*Given instruction*
Output all of the data below exactly as given.
+ + + + + + +
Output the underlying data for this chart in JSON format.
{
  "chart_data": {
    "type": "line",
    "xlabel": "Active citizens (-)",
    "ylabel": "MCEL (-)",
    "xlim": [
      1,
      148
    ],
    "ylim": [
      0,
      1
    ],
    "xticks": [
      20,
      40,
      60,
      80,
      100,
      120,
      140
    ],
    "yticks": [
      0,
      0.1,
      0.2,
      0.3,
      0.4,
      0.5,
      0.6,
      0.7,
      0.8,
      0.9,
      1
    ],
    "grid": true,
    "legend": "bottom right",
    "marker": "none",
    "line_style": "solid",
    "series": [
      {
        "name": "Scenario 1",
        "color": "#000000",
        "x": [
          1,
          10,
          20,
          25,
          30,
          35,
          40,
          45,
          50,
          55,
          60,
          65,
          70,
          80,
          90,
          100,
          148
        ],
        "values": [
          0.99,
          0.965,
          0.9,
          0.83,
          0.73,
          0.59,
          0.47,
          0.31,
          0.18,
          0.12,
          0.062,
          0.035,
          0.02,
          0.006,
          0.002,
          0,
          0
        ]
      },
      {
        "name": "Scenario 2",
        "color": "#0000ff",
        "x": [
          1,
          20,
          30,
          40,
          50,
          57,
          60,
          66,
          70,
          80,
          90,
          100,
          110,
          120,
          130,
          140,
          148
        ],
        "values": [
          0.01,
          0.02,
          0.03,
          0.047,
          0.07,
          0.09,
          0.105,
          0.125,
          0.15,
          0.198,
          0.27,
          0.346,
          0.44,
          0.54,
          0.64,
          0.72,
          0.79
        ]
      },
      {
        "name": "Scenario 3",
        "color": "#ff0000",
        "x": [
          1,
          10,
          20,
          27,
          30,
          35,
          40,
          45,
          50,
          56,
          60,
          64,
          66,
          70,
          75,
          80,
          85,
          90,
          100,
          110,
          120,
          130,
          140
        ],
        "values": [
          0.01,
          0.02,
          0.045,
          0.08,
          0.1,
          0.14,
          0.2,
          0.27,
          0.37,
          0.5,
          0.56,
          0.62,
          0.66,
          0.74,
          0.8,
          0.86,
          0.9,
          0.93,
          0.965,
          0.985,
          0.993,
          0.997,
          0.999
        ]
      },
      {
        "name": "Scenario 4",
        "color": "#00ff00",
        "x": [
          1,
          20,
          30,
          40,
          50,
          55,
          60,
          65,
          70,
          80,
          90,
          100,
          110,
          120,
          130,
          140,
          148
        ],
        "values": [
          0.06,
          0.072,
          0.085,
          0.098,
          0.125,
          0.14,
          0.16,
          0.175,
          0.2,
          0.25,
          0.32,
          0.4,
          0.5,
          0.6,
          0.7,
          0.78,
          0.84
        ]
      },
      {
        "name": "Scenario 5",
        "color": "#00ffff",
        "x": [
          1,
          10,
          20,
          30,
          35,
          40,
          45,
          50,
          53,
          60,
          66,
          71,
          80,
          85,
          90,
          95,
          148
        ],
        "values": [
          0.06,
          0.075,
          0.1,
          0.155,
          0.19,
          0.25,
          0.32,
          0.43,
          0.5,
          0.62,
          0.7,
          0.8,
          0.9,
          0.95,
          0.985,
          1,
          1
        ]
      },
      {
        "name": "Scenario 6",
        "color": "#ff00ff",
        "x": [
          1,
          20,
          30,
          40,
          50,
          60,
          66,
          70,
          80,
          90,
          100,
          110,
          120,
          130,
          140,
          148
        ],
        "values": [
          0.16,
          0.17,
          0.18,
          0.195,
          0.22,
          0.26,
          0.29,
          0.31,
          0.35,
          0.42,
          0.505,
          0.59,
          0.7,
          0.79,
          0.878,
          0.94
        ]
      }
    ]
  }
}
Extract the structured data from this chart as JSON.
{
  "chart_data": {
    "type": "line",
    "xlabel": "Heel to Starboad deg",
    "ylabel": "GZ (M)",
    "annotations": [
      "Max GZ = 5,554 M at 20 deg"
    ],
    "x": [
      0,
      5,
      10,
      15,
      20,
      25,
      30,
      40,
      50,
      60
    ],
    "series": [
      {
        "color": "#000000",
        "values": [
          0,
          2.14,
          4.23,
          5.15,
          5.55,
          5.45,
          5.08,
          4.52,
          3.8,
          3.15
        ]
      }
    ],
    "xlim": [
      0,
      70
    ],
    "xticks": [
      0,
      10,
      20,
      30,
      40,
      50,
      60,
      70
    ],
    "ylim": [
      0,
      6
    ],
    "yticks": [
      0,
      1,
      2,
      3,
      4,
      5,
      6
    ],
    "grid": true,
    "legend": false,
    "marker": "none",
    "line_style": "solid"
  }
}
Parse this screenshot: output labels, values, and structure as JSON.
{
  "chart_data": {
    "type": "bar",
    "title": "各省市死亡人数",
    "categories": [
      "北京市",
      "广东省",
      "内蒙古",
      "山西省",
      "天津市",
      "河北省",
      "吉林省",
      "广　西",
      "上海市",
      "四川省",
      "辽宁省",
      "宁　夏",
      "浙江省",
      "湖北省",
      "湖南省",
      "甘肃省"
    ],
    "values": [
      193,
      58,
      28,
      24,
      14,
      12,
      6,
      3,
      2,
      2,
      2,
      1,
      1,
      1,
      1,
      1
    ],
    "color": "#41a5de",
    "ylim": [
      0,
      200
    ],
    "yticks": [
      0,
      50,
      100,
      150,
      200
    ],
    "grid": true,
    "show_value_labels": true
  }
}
+ + + + + + +
*Exercise result*
Output the underlying data for this chart in JSON format.
{
  "chart_data": {
    "type": "line",
    "xlabel": "Active citizens (-)",
    "ylabel": "MCEL (-)",
    "xlim": [
      1,
      148
    ],
    "ylim": [
      0,
      1
    ],
    "xticks": [
      20,
      40,
      60,
      80,
      100,
      120,
      140
    ],
    "yticks": [
      0,
      0.1,
      0.2,
      0.3,
      0.4,
      0.5,
      0.6,
      0.7,
      0.8,
      0.9,
      1
    ],
    "grid": true,
    "legend": "bottom right",
    "marker": "none",
    "line_style": "solid",
    "series": [
      {
        "name": "Scenario 1",
        "color": "#000000",
        "x": [
          1,
          10,
          20,
          25,
          30,
          35,
          40,
          45,
          50,
          55,
          60,
          65,
          70,
          80,
          90,
          100,
          148
        ],
        "values": [
          0.99,
          0.965,
          0.9,
          0.83,
          0.73,
          0.59,
          0.47,
          0.31,
          0.18,
          0.12,
          0.062,
          0.035,
          0.02,
          0.006,
          0.002,
          0,
          0
        ]
      },
      {
        "name": "Scenario 2",
        "color": "#0000ff",
        "x": [
          1,
          20,
          30,
          40,
          50,
          57,
          60,
          66,
          70,
          80,
          90,
          100,
          110,
          120,
          130,
          140,
          148
        ],
        "values": [
          0.01,
          0.02,
          0.03,
          0.047,
          0.07,
          0.09,
          0.105,
          0.125,
          0.15,
          0.198,
          0.27,
          0.346,
          0.44,
          0.54,
          0.64,
          0.72,
          0.79
        ]
      },
      {
        "name": "Scenario 3",
        "color": "#ff0000",
        "x": [
          1,
          10,
          20,
          27,
          30,
          35,
          40,
          45,
          50,
          56,
          60,
          64,
          66,
          70,
          75,
          80,
          85,
          90,
          100,
          110,
          120,
          130,
          140
        ],
        "values": [
          0.01,
          0.02,
          0.045,
          0.08,
          0.1,
          0.14,
          0.2,
          0.27,
          0.37,
          0.5,
          0.56,
          0.62,
          0.66,
          0.74,
          0.8,
          0.86,
          0.9,
          0.93,
          0.965,
          0.985,
          0.993,
          0.997,
          0.999
        ]
      },
      {
        "name": "Scenario 4",
        "color": "#00ff00",
        "x": [
          1,
          20,
          30,
          40,
          50,
          55,
          60,
          65,
          70,
          80,
          90,
          100,
          110,
          120,
          130,
          140,
          148
        ],
        "values": [
          0.06,
          0.072,
          0.085,
          0.098,
          0.125,
          0.14,
          0.16,
          0.175,
          0.2,
          0.25,
          0.32,
          0.4,
          0.5,
          0.6,
          0.7,
          0.78,
          0.84
        ]
      },
      {
        "name": "Scenario 5",
        "color": "#00ffff",
        "x": [
          1,
          10,
          20,
          30,
          35,
          40,
          45,
          50,
          53,
          60,
          66,
          71,
          80,
          85,
          90,
          95,
          148
        ],
        "values": [
          0.06,
          0.075,
          0.1,
          0.155,
          0.19,
          0.25,
          0.32,
          0.43,
          0.5,
          0.62,
          0.7,
          0.8,
          0.9,
          0.95,
          0.985,
          1,
          1
        ]
      },
      {
        "name": "Scenario 6",
        "color": "#ff00ff",
        "x": [
          1,
          20,
          30,
          40,
          50,
          60,
          66,
          70,
          80,
          90,
          100,
          110,
          120,
          130,
          140,
          148
        ],
        "values": [
          0.16,
          0.17,
          0.18,
          0.195,
          0.22,
          0.26,
          0.29,
          0.31,
          0.35,
          0.42,
          0.505,
          0.59,
          0.7,
          0.79,
          0.878,
          0.94
        ]
      }
    ]
  }
}
Extract the structured data from this chart as JSON.
{
  "chart_data": {
    "type": "line",
    "xlabel": "Heel to Starboad deg",
    "ylabel": "GZ (M)",
    "annotations": [
      "Max GZ = 5,554 M at 20 deg"
    ],
    "x": [
      0,
      5,
      10,
      15,
      20,
      25,
      30,
      40,
      50,
      60
    ],
    "series": [
      {
        "color": "#000000",
        "values": [
          0,
          2.14,
          4.23,
          5.15,
          5.55,
          5.45,
          5.08,
          4.52,
          3.8,
          3.15
        ]
      }
    ],
    "xlim": [
      0,
      70
    ],
    "xticks": [
      0,
      10,
      20,
      30,
      40,
      50,
      60,
      70
    ],
    "ylim": [
      0,
      6
    ],
    "yticks": [
      0,
      1,
      2,
      3,
      4,
      5,
      6
    ],
    "grid": true,
    "legend": false,
    "marker": "none",
    "line_style": "solid"
  }
}
Parse this screenshot: output labels, values, and structure as JSON.
{
  "chart_data": {
    "type": "bar",
    "title": "各省市死亡人数",
    "categories": [
      "北京市",
      "广东省",
      "内蒙古",
      "山西省",
      "天津市",
      "河北省",
      "吉林省",
      "广　西",
      "上海市",
      "四川省",
      "辽宁省",
      "宁　夏",
      "浙江省",
      "湖北省",
      "湖南省",
      "甘肃省"
    ],
    "values": [
      193,
      58,
      28,
      24,
      14,
      12,
      6,
      3,
      2,
      2,
      2,
      1,
      1,
      1,
      1,
      1
    ],
    "color": "#41a5de",
    "ylim": [
      0,
      200
    ],
    "yticks": [
      0,
      50,
      100,
      150,
      200
    ],
    "grid": true,
    "show_value_labels": true
  }
}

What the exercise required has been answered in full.